WHAT YOU WILL DO:
Extract the items, unchanged, starting at the line that contains "fern-icon — [181, 16, 242, 88]" and ending after the line that contains "submission-date: 递交日期： 04".
+++ SOURCE RECORDS
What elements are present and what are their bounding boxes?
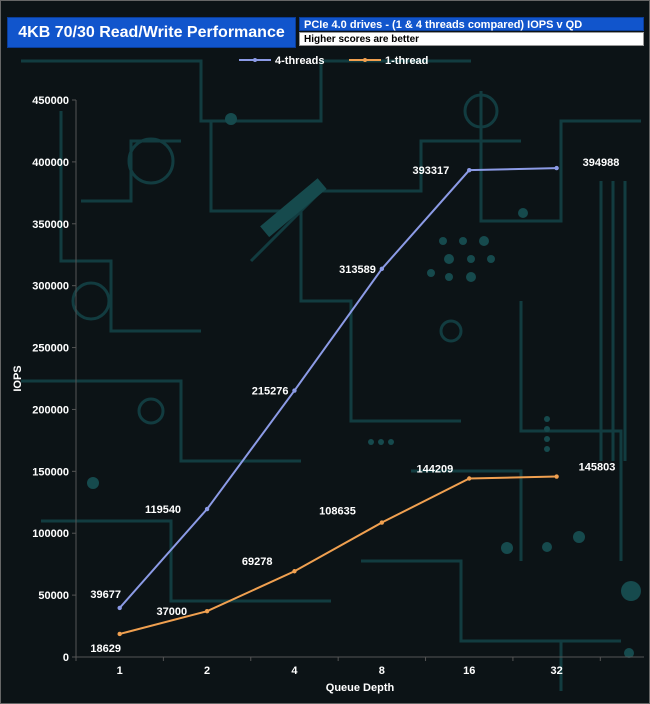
- x-axis-title: Queue Depth: [326, 682, 395, 694]
- data-label: 18629: [90, 643, 121, 655]
- data-point: [467, 167, 472, 173]
- y-tick-label: 300000: [32, 281, 69, 293]
- legend-marker-1-thread: [363, 58, 367, 62]
- data-label: 108635: [319, 506, 356, 518]
- data-point: [554, 474, 559, 479]
- data-point: [292, 569, 297, 574]
- legend: 4-threads 1-thread: [239, 55, 428, 67]
- data-point: [292, 388, 297, 393]
- y-tick-label: 450000: [32, 95, 69, 107]
- data-point: [467, 476, 472, 481]
- data-point: [204, 609, 210, 614]
- plot-area: 39677 119540 215276 313589 393317 394988 18629…: [90, 157, 619, 655]
- legend-marker-4-threads: [253, 58, 257, 62]
- x-tick-label: 8: [379, 665, 385, 677]
- y-tick-label: 0: [63, 652, 69, 664]
- data-point: [117, 605, 122, 611]
- legend-label-4-threads: 4-threads: [275, 55, 325, 67]
- series-line-4-threads: [118, 167, 557, 609]
- data-label: 37000: [156, 606, 187, 618]
- data-point: [117, 631, 122, 637]
- data-point: [379, 520, 385, 525]
- data-label: 39677: [90, 589, 121, 601]
- data-label: 119540: [145, 504, 181, 516]
- data-point: [379, 266, 385, 272]
- data-label: 69278: [242, 556, 273, 568]
- x-tick-label: 16: [463, 665, 475, 677]
- line-chart: 4-threads 1-thread 0 50000 100000 150000 200…: [12, 55, 644, 694]
- chart-frame: 4KB 70/30 Read/Write Performance PCIe 4.…: [0, 0, 650, 704]
- data-point: [554, 165, 559, 171]
- x-tick-label: 32: [550, 665, 562, 677]
- data-label: 313589: [339, 264, 376, 276]
- y-tick-label: 100000: [32, 528, 69, 540]
- data-label: 144209: [417, 464, 454, 476]
- data-label: 394988: [583, 157, 620, 169]
- y-tick-label: 250000: [32, 343, 69, 355]
- y-tick-label: 50000: [38, 590, 69, 602]
- data-point: [204, 506, 210, 512]
- data-label: 145803: [579, 462, 616, 474]
- data-label: 215276: [252, 386, 289, 398]
- x-tick-label: 1: [117, 665, 123, 677]
- y-tick-label: 350000: [32, 219, 69, 231]
- x-tick-label: 4: [291, 665, 298, 677]
- x-tick-labels: 1 2 4 8 16 32: [75, 657, 601, 677]
- data-label: 393317: [413, 165, 450, 177]
- y-tick-label: 150000: [32, 466, 69, 478]
- y-axis-title: IOPS: [12, 365, 24, 391]
- y-tick-label: 400000: [32, 157, 69, 169]
- y-tick-labels: 0 50000 100000 150000 200000 250000 300000 3500…: [32, 95, 76, 664]
- legend-label-1-thread: 1-thread: [385, 55, 428, 67]
- y-tick-label: 200000: [32, 404, 69, 416]
- x-tick-label: 2: [204, 665, 210, 677]
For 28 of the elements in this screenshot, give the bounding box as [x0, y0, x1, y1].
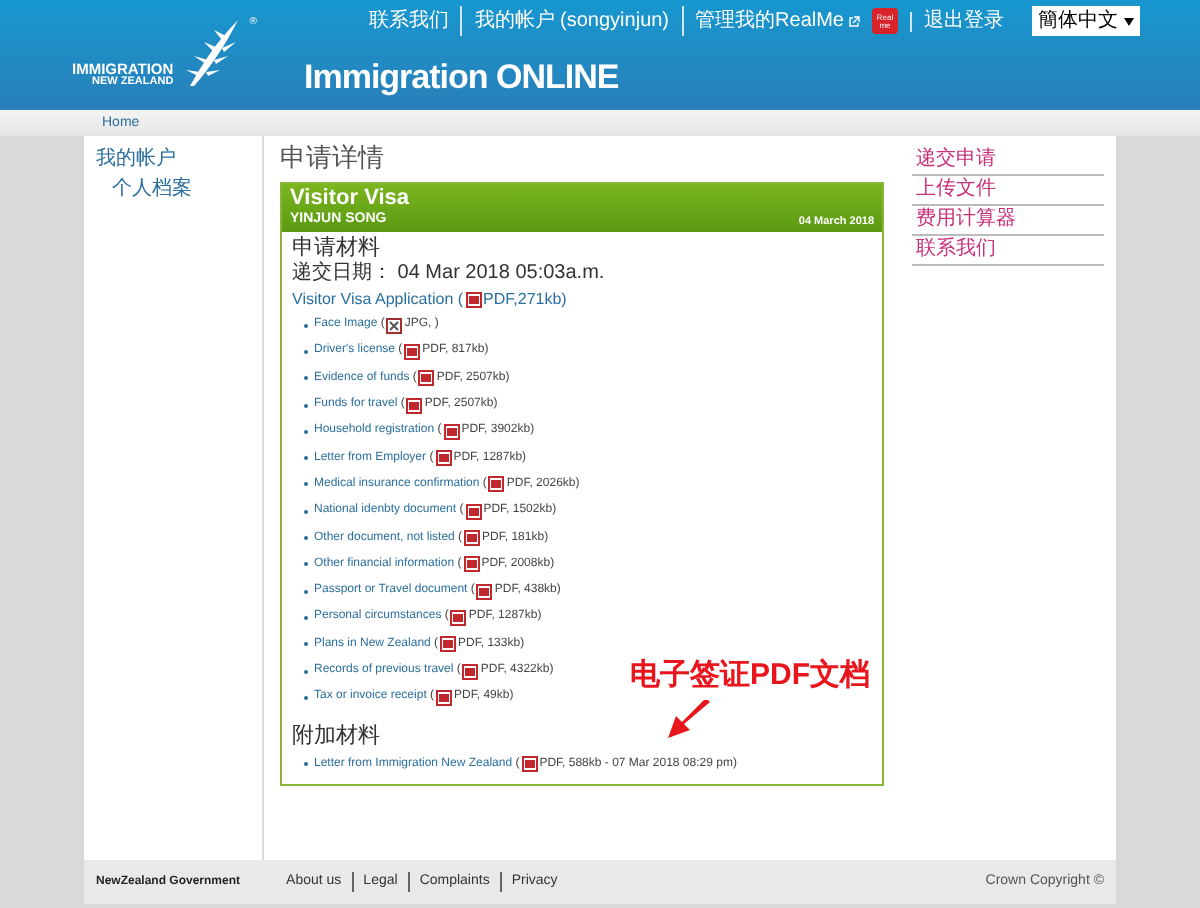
fern-icon — [181, 16, 242, 88]
caret-icon — [1124, 17, 1134, 25]
application-document-link[interactable]: Visitor Visa Application — [292, 286, 454, 312]
site-title: Immigration ONLINE — [304, 56, 619, 100]
submission-date: 递交日期： 04 Mar 2018 05:03a.m. — [292, 262, 607, 286]
annotation-text: 电子签证PDF文档 — [630, 656, 870, 697]
side-menu-link[interactable]: 联系我们 — [912, 236, 1104, 266]
pdf-file-icon — [465, 291, 482, 307]
arrow-icon — [666, 699, 714, 740]
side-menu-link[interactable]: 费用计算器 — [912, 206, 1104, 236]
language-select[interactable]: 簡体中文 — [1032, 6, 1140, 36]
top-link[interactable]: 联系我们 — [356, 6, 463, 36]
top-link[interactable]: 管理我的RealMe — [683, 6, 844, 36]
visa-type: Visitor Visa — [290, 185, 410, 209]
image-file-icon — [386, 317, 403, 334]
top-link[interactable]: 我的帐户 (songyinjun) — [462, 6, 684, 36]
sidebar-link[interactable]: 个人档案 — [96, 174, 250, 204]
logout-link[interactable]: 退出登录 — [912, 6, 1016, 36]
page-title: 申请详情 — [280, 140, 386, 176]
sidebar-heading: 我的帐户 — [96, 145, 178, 174]
file-info: PDF,271kb) — [483, 288, 567, 312]
side-menu-link[interactable]: 上传文件 — [912, 176, 1104, 206]
file-info-paren: ( — [455, 288, 464, 312]
section-heading: 申请材料 — [292, 234, 382, 261]
external-link-icon — [848, 15, 860, 27]
pdf-file-icon — [521, 756, 538, 773]
section-heading: 附加材料 — [292, 722, 382, 751]
side-menu-link[interactable]: 递交申请 — [912, 146, 1104, 176]
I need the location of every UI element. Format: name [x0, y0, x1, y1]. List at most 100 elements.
++++++
EXERCISE RESPONSE:
fern-icon — [181, 16, 242, 88]
caret-icon — [1124, 17, 1134, 25]
application-document-link[interactable]: Visitor Visa Application — [292, 286, 454, 312]
site-title: Immigration ONLINE — [304, 56, 619, 100]
submission-date: 递交日期： 04 Mar 2018 05:03a.m. — [292, 262, 607, 286]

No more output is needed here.